● **Directive**
The entries that follow should be written out exactly.

● **Data lines**
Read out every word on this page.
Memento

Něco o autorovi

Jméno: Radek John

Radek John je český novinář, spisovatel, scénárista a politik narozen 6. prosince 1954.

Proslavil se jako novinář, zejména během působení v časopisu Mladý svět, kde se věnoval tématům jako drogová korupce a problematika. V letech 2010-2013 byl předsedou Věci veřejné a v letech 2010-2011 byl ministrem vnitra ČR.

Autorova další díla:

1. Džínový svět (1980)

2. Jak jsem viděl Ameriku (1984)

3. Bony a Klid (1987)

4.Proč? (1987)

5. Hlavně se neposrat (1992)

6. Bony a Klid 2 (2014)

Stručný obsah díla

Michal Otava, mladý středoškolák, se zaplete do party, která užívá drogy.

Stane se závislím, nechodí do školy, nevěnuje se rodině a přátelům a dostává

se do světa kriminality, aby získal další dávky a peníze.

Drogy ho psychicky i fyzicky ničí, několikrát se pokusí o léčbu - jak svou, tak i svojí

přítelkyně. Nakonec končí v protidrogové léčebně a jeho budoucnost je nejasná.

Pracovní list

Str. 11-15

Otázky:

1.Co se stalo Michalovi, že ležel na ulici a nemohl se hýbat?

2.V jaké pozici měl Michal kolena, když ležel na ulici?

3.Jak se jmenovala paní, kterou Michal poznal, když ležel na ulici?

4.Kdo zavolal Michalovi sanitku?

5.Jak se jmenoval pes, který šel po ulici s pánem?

● **Solved problem**
Read out every word on this page.
Memento

Něco o autorovi

Jméno: Radek John

Radek John je český novinář, spisovatel, scénárista a politik narozen 6. prosince 1954.

Proslavil se jako novinář, zejména během působení v časopisu Mladý svět, kde se věnoval tématům jako drogová korupce a problematika. V letech 2010-2013 byl předsedou Věci veřejné a v letech 2010-2011 byl ministrem vnitra ČR.

Autorova další díla:

1. Džínový svět (1980)

2. Jak jsem viděl Ameriku (1984)

3. Bony a Klid (1987)

4.Proč? (1987)

5. Hlavně se neposrat (1992)

6. Bony a Klid 2 (2014)

Stručný obsah díla

Michal Otava, mladý středoškolák, se zaplete do party, která užívá drogy.

Stane se závislím, nechodí do školy, nevěnuje se rodině a přátelům a dostává

se do světa kriminality, aby získal další dávky a peníze.

Drogy ho psychicky i fyzicky ničí, několikrát se pokusí o léčbu - jak svou, tak i svojí

přítelkyně. Nakonec končí v protidrogové léčebně a jeho budoucnost je nejasná.

Pracovní list

Str. 11-15

Otázky:

1.Co se stalo Michalovi, že ležel na ulici a nemohl se hýbat?

2.V jaké pozici měl Michal kolena, když ležel na ulici?

3.Jak se jmenovala paní, kterou Michal poznal, když ležel na ulici?

4.Kdo zavolal Michalovi sanitku?

5.Jak se jmenoval pes, který šel po ulici s pánem?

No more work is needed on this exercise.